**Material shown:**
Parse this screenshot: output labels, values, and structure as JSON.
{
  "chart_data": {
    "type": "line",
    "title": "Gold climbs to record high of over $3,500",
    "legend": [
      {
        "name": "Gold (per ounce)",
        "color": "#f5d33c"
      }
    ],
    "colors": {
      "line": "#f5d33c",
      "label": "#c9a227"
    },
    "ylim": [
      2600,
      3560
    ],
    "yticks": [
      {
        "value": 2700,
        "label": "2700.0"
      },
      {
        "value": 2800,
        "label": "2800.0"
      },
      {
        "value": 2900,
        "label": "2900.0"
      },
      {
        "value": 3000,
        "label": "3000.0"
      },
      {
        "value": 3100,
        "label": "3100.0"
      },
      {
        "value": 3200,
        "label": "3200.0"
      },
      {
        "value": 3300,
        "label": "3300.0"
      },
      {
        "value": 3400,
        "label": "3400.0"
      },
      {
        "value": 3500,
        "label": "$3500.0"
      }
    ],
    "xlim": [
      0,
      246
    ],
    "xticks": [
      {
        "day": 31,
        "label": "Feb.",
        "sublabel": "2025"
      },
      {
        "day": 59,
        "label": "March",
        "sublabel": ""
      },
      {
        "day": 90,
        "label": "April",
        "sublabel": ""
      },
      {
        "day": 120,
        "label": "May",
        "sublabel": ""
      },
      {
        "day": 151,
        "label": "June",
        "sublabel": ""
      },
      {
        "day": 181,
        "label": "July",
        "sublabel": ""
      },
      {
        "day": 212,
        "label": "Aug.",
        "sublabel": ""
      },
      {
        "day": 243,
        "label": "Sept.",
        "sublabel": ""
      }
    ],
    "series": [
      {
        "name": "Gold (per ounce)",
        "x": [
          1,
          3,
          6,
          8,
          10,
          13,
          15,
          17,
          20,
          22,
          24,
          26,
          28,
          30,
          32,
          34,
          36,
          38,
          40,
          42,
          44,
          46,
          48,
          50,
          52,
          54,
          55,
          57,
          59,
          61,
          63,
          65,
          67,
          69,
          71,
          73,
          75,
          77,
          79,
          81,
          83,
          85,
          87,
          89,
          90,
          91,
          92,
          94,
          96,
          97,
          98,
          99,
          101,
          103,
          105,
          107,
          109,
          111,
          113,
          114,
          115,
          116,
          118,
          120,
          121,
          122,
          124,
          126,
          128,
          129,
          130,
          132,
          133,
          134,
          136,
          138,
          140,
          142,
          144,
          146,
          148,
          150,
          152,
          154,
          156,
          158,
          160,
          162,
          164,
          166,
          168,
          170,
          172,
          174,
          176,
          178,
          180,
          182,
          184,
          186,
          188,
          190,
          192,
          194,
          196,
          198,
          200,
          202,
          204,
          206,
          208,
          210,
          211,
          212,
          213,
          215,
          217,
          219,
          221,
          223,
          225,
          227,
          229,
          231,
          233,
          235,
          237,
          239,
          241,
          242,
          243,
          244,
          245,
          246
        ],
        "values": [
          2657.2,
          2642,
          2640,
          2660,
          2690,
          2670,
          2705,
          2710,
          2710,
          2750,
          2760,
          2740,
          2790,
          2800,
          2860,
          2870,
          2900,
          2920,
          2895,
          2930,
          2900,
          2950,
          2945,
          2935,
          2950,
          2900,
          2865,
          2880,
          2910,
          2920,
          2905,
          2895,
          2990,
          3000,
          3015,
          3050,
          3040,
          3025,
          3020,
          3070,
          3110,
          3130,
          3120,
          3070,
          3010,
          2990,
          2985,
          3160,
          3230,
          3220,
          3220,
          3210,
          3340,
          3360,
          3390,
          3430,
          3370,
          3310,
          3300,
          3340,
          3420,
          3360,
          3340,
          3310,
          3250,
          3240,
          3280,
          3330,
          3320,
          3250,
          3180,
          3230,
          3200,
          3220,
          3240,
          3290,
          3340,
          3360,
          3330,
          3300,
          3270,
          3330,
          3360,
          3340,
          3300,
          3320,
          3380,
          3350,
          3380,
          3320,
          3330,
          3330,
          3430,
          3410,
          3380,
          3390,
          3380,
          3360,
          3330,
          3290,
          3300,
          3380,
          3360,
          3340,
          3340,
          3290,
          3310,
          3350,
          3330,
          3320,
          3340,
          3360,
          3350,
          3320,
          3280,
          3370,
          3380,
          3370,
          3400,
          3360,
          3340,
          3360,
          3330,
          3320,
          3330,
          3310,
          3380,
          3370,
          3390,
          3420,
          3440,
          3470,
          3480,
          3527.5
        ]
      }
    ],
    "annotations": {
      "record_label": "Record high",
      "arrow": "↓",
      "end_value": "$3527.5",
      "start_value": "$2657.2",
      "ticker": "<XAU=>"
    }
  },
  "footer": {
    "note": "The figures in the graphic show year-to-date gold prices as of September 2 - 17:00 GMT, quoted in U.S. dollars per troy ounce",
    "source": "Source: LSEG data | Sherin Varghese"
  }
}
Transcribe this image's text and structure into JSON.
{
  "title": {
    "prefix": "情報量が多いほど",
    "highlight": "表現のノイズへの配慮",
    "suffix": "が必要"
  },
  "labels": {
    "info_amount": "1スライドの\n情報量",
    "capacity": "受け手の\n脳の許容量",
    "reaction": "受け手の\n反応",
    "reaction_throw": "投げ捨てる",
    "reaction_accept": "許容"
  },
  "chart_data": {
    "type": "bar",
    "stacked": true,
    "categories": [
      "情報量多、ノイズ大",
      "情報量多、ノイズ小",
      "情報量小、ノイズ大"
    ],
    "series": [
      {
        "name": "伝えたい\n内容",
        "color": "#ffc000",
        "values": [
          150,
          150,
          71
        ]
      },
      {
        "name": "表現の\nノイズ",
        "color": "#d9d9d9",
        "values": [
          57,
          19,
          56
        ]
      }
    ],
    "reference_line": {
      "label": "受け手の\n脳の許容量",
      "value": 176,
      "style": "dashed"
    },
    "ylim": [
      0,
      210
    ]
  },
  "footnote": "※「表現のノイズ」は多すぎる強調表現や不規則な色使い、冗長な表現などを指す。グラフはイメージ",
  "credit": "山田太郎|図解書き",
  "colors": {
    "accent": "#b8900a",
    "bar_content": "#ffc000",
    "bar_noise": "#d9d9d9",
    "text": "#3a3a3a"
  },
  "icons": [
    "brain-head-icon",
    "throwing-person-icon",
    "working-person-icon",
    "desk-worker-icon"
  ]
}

**What to work on:**
Reproduce the entire listing word for word.

**Response to this exercise:**
Parse this screenshot: output labels, values, and structure as JSON.
{
  "chart_data": {
    "type": "line",
    "title": "Gold climbs to record high of over $3,500",
    "legend": [
      {
        "name": "Gold (per ounce)",
        "color": "#f5d33c"
      }
    ],
    "colors": {
      "line": "#f5d33c",
      "label": "#c9a227"
    },
    "ylim": [
      2600,
      3560
    ],
    "yticks": [
      {
        "value": 2700,
        "label": "2700.0"
      },
      {
        "value": 2800,
        "label": "2800.0"
      },
      {
        "value": 2900,
        "label": "2900.0"
      },
      {
        "value": 3000,
        "label": "3000.0"
      },
      {
        "value": 3100,
        "label": "3100.0"
      },
      {
        "value": 3200,
        "label": "3200.0"
      },
      {
        "value": 3300,
        "label": "3300.0"
      },
      {
        "value": 3400,
        "label": "3400.0"
      },
      {
        "value": 3500,
        "label": "$3500.0"
      }
    ],
    "xlim": [
      0,
      246
    ],
    "xticks": [
      {
        "day": 31,
        "label": "Feb.",
        "sublabel": "2025"
      },
      {
        "day": 59,
        "label": "March",
        "sublabel": ""
      },
      {
        "day": 90,
        "label": "April",
        "sublabel": ""
      },
      {
        "day": 120,
        "label": "May",
        "sublabel": ""
      },
      {
        "day": 151,
        "label": "June",
        "sublabel": ""
      },
      {
        "day": 181,
        "label": "July",
        "sublabel": ""
      },
      {
        "day": 212,
        "label": "Aug.",
        "sublabel": ""
      },
      {
        "day": 243,
        "label": "Sept.",
        "sublabel": ""
      }
    ],
    "series": [
      {
        "name": "Gold (per ounce)",
        "x": [
          1,
          3,
          6,
          8,
          10,
          13,
          15,
          17,
          20,
          22,
          24,
          26,
          28,
          30,
          32,
          34,
          36,
          38,
          40,
          42,
          44,
          46,
          48,
          50,
          52,
          54,
          55,
          57,
          59,
          61,
          63,
          65,
          67,
          69,
          71,
          73,
          75,
          77,
          79,
          81,
          83,
          85,
          87,
          89,
          90,
          91,
          92,
          94,
          96,
          97,
          98,
          99,
          101,
          103,
          105,
          107,
          109,
          111,
          113,
          114,
          115,
          116,
          118,
          120,
          121,
          122,
          124,
          126,
          128,
          129,
          130,
          132,
          133,
          134,
          136,
          138,
          140,
          142,
          144,
          146,
          148,
          150,
          152,
          154,
          156,
          158,
          160,
          162,
          164,
          166,
          168,
          170,
          172,
          174,
          176,
          178,
          180,
          182,
          184,
          186,
          188,
          190,
          192,
          194,
          196,
          198,
          200,
          202,
          204,
          206,
          208,
          210,
          211,
          212,
          213,
          215,
          217,
          219,
          221,
          223,
          225,
          227,
          229,
          231,
          233,
          235,
          237,
          239,
          241,
          242,
          243,
          244,
          245,
          246
        ],
        "values": [
          2657.2,
          2642,
          2640,
          2660,
          2690,
          2670,
          2705,
          2710,
          2710,
          2750,
          2760,
          2740,
          2790,
          2800,
          2860,
          2870,
          2900,
          2920,
          2895,
          2930,
          2900,
          2950,
          2945,
          2935,
          2950,
          2900,
          2865,
          2880,
          2910,
          2920,
          2905,
          2895,
          2990,
          3000,
          3015,
          3050,
          3040,
          3025,
          3020,
          3070,
          3110,
          3130,
          3120,
          3070,
          3010,
          2990,
          2985,
          3160,
          3230,
          3220,
          3220,
          3210,
          3340,
          3360,
          3390,
          3430,
          3370,
          3310,
          3300,
          3340,
          3420,
          3360,
          3340,
          3310,
          3250,
          3240,
          3280,
          3330,
          3320,
          3250,
          3180,
          3230,
          3200,
          3220,
          3240,
          3290,
          3340,
          3360,
          3330,
          3300,
          3270,
          3330,
          3360,
          3340,
          3300,
          3320,
          3380,
          3350,
          3380,
          3320,
          3330,
          3330,
          3430,
          3410,
          3380,
          3390,
          3380,
          3360,
          3330,
          3290,
          3300,
          3380,
          3360,
          3340,
          3340,
          3290,
          3310,
          3350,
          3330,
          3320,
          3340,
          3360,
          3350,
          3320,
          3280,
          3370,
          3380,
          3370,
          3400,
          3360,
          3340,
          3360,
          3330,
          3320,
          3330,
          3310,
          3380,
          3370,
          3390,
          3420,
          3440,
          3470,
          3480,
          3527.5
        ]
      }
    ],
    "annotations": {
      "record_label": "Record high",
      "arrow": "↓",
      "end_value": "$3527.5",
      "start_value": "$2657.2",
      "ticker": "<XAU=>"
    }
  },
  "footer": {
    "note": "The figures in the graphic show year-to-date gold prices as of September 2 - 17:00 GMT, quoted in U.S. dollars per troy ounce",
    "source": "Source: LSEG data | Sherin Varghese"
  }
}
Transcribe this image's text and structure into JSON.
{
  "title": {
    "prefix": "情報量が多いほど",
    "highlight": "表現のノイズへの配慮",
    "suffix": "が必要"
  },
  "labels": {
    "info_amount": "1スライドの\n情報量",
    "capacity": "受け手の\n脳の許容量",
    "reaction": "受け手の\n反応",
    "reaction_throw": "投げ捨てる",
    "reaction_accept": "許容"
  },
  "chart_data": {
    "type": "bar",
    "stacked": true,
    "categories": [
      "情報量多、ノイズ大",
      "情報量多、ノイズ小",
      "情報量小、ノイズ大"
    ],
    "series": [
      {
        "name": "伝えたい\n内容",
        "color": "#ffc000",
        "values": [
          150,
          150,
          71
        ]
      },
      {
        "name": "表現の\nノイズ",
        "color": "#d9d9d9",
        "values": [
          57,
          19,
          56
        ]
      }
    ],
    "reference_line": {
      "label": "受け手の\n脳の許容量",
      "value": 176,
      "style": "dashed"
    },
    "ylim": [
      0,
      210
    ]
  },
  "footnote": "※「表現のノイズ」は多すぎる強調表現や不規則な色使い、冗長な表現などを指す。グラフはイメージ",
  "credit": "山田太郎|図解書き",
  "colors": {
    "accent": "#b8900a",
    "bar_content": "#ffc000",
    "bar_noise": "#d9d9d9",
    "text": "#3a3a3a"
  },
  "icons": [
    "brain-head-icon",
    "throwing-person-icon",
    "working-person-icon",
    "desk-worker-icon"
  ]
}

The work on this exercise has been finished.